▸ Exercices proposés:
**1)** Traduisez en anglais la phrase suivante, tirée de l'extrait sur la manifestation du 17 octobre : « Le général de Gaulle donne carte blanche à Maurice Papon pour interdire la manifestation et la disperser par tous les moyens. »
**2)** Recopiez mot pour mot le passage de l'extrait sur la manifestation du 17 octobre qui va de « Dans le plus » jusqu'à « la scène internationale. » inclus.

▸ Texte source:
- - -

Dans le plus grand secret, la Fédération de France du FLN appelle donc les 150 000 Algériens de la région parisienne à braver le couvre-feu en manifestant pacifiquement sur les Champs-Élysées et dans les beaux quartiers parisiens, en famille et sans armes, le  mardi 17 octobre, à 20h30. Les Algériens qui refusent de s'associer à la manifestation se voient menacer de diverses façons... Une manifestation nocturne à deux pas du palais de l'Élysée et de l'Assemblée nationale, avec une police chauffée à blanc par les attentats dont elle a été victime, c'est le drame assuré ! Le FLN veut user de cette provocation pour prendre le dessus sur le MNA. Il ne lui déplaîrait pas non plus que la France soit mise en accusation sur la scène internationale.

Le général de Gaulle donne carte blanche à Maurice Papon pour interdire la manifestation et la disperser par tous les moyens. Le préfet peut dire à ses hommes : « Désormais, vous êtes couverts ! » Les policiers ne se le font pas dire deux fois...

- - -

▸ Données fournies:
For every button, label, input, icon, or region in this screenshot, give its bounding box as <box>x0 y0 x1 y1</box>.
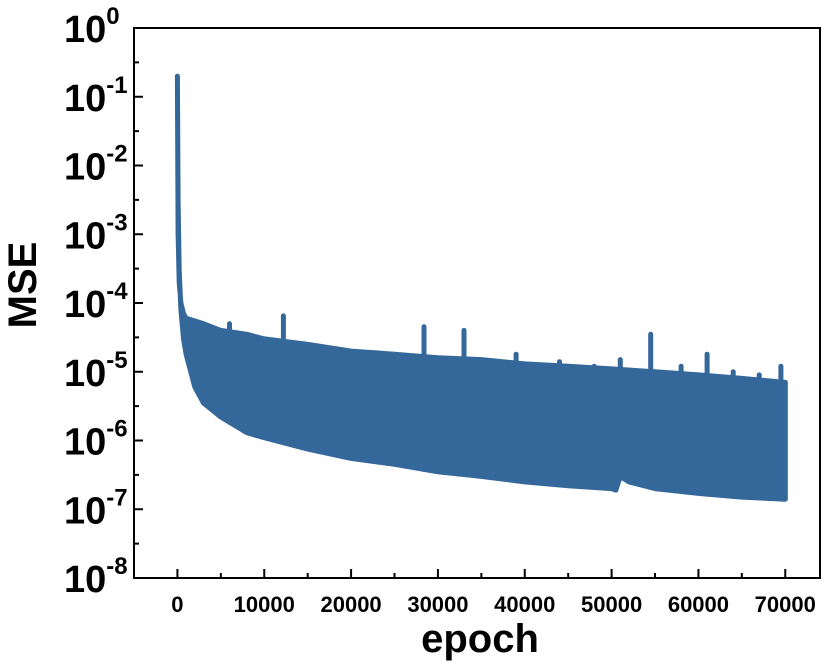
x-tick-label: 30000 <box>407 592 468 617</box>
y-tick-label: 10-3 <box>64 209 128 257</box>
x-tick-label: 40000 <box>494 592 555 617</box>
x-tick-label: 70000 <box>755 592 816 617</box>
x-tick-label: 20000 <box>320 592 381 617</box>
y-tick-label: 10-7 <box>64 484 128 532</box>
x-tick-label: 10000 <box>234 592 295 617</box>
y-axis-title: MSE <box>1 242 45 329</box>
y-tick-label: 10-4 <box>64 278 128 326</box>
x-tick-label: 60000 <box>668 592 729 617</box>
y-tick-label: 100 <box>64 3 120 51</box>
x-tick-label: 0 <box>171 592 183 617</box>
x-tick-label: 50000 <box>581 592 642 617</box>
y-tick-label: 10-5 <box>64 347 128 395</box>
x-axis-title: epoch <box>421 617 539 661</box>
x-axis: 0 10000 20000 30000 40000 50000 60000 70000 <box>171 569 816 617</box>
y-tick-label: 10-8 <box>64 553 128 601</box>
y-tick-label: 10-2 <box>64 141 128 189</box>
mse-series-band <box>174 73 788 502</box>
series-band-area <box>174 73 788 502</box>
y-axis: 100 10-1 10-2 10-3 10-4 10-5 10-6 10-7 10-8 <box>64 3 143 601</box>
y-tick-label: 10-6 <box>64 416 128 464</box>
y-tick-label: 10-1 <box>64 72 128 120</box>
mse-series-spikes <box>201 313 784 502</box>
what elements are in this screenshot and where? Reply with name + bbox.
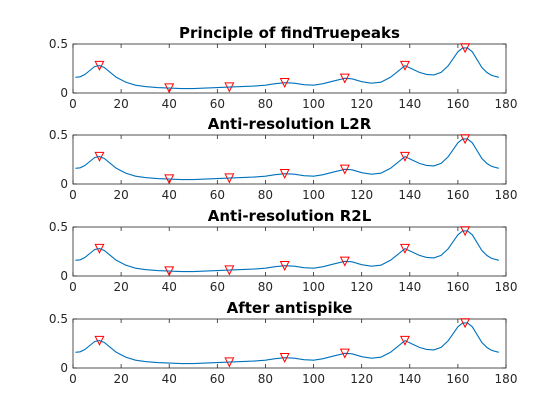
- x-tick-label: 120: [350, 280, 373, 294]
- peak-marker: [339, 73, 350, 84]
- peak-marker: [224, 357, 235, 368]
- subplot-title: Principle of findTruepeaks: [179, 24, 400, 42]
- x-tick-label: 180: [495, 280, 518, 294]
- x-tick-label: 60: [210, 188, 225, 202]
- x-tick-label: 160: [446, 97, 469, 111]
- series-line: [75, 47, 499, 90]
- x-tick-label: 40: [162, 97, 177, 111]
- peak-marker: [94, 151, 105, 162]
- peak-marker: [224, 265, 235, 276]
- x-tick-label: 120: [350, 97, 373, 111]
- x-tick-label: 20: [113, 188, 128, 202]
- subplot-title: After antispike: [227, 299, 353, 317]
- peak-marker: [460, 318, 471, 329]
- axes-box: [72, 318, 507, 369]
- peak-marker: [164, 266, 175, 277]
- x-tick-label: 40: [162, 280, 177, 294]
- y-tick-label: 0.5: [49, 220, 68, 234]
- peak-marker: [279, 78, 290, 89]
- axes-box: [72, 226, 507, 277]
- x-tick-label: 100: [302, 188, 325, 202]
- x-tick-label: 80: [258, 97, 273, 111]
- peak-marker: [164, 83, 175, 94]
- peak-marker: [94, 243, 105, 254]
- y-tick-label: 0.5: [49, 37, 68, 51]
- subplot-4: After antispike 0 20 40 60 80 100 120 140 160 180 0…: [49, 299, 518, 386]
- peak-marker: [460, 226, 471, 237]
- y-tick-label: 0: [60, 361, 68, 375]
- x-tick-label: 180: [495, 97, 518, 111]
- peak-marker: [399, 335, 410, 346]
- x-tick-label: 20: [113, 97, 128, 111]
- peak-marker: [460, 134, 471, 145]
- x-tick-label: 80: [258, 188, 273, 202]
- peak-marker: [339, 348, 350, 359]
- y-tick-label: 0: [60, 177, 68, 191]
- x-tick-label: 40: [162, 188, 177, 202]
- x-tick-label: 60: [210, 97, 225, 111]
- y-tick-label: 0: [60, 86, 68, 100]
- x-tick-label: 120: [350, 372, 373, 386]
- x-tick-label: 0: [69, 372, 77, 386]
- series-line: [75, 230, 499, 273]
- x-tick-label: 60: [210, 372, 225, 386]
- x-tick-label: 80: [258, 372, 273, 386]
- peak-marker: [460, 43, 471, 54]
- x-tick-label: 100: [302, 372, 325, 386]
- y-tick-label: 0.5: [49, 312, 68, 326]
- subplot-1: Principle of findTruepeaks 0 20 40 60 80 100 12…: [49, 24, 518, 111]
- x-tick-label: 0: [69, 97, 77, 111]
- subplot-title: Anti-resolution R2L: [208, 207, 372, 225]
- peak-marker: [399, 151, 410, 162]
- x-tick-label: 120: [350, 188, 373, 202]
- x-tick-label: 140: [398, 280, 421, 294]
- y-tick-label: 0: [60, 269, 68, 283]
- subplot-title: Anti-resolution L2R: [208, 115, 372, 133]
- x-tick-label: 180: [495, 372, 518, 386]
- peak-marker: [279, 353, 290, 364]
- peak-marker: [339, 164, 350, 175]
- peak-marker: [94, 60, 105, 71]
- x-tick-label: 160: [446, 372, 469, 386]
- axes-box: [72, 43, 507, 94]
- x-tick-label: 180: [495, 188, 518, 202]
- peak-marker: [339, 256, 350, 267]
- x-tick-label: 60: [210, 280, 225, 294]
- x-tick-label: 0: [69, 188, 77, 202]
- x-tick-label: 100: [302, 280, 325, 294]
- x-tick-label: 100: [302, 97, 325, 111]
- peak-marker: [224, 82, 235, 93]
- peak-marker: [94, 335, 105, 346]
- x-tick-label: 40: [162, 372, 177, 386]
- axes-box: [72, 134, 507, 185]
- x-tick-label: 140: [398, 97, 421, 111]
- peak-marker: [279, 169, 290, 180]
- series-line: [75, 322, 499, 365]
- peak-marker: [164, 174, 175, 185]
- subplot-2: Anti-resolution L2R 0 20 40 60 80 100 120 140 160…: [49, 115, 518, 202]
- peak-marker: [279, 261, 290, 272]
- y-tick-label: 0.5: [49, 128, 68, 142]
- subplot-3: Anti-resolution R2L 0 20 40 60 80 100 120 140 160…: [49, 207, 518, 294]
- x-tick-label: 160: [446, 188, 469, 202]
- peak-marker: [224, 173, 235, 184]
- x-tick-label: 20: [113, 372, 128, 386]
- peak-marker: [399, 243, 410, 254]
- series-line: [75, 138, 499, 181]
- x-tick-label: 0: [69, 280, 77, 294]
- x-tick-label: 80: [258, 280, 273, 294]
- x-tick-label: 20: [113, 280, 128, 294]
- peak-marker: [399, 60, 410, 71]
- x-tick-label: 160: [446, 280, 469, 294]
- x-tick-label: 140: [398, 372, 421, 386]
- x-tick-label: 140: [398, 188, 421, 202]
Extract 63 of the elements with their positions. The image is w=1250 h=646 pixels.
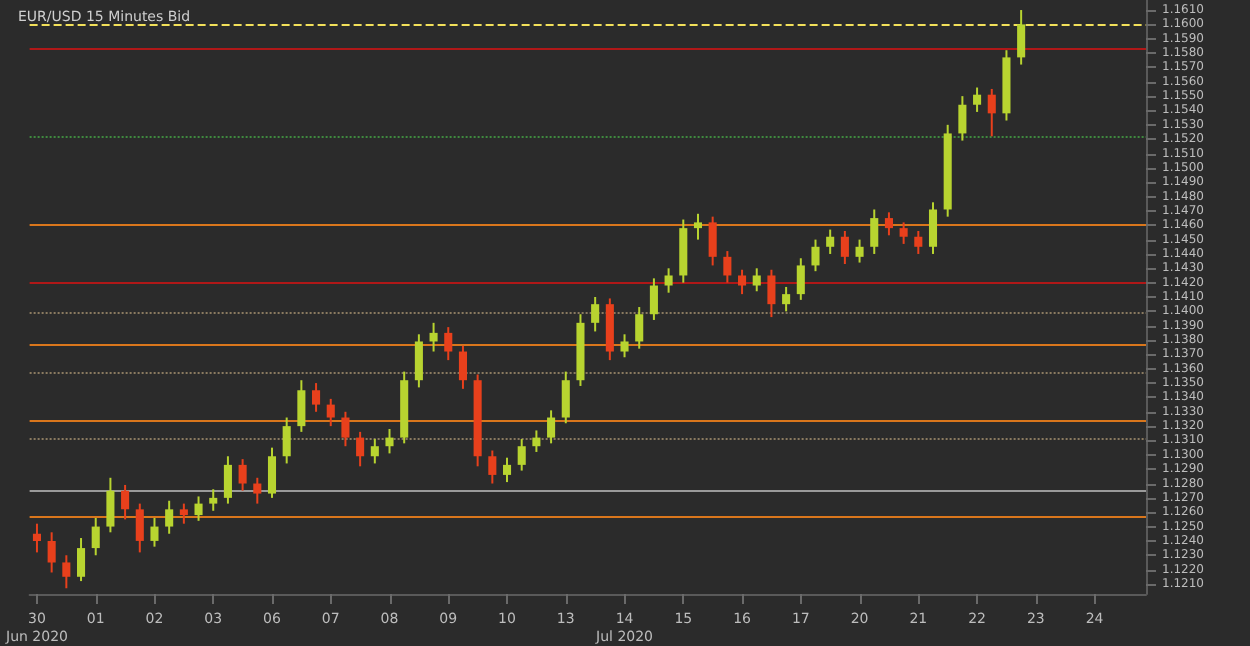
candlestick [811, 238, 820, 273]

- - -

▸ Réponses par consigne:
**1)** General de Gaulle gives Maurice Papon a free hand to ban the demonstration and disperse it by any means necessary.

**2)**
Dans le plus grand secret, la Fédération de France du FLN appelle donc les 150 000 Algériens de la région parisienne à braver le couvre-feu en manifestant pacifiquement sur les Champs-Élysées et dans les beaux quartiers parisiens, en famille et sans armes, le  mardi 17 octobre, à 20h30. Les Algériens qui refusent de s'associer à la manifestation se voient menacer de diverses façons... Une manifestation nocturne à deux pas du palais de l'Élysée et de l'Assemblée nationale, avec une police chauffée à blanc par les attentats dont elle a été victime, c'est le drame assuré ! Le FLN veut user de cette provocation pour prendre le dessus sur le MNA. Il ne lui déplaîrait pas non plus que la France soit mise en accusation sur la scène internationale.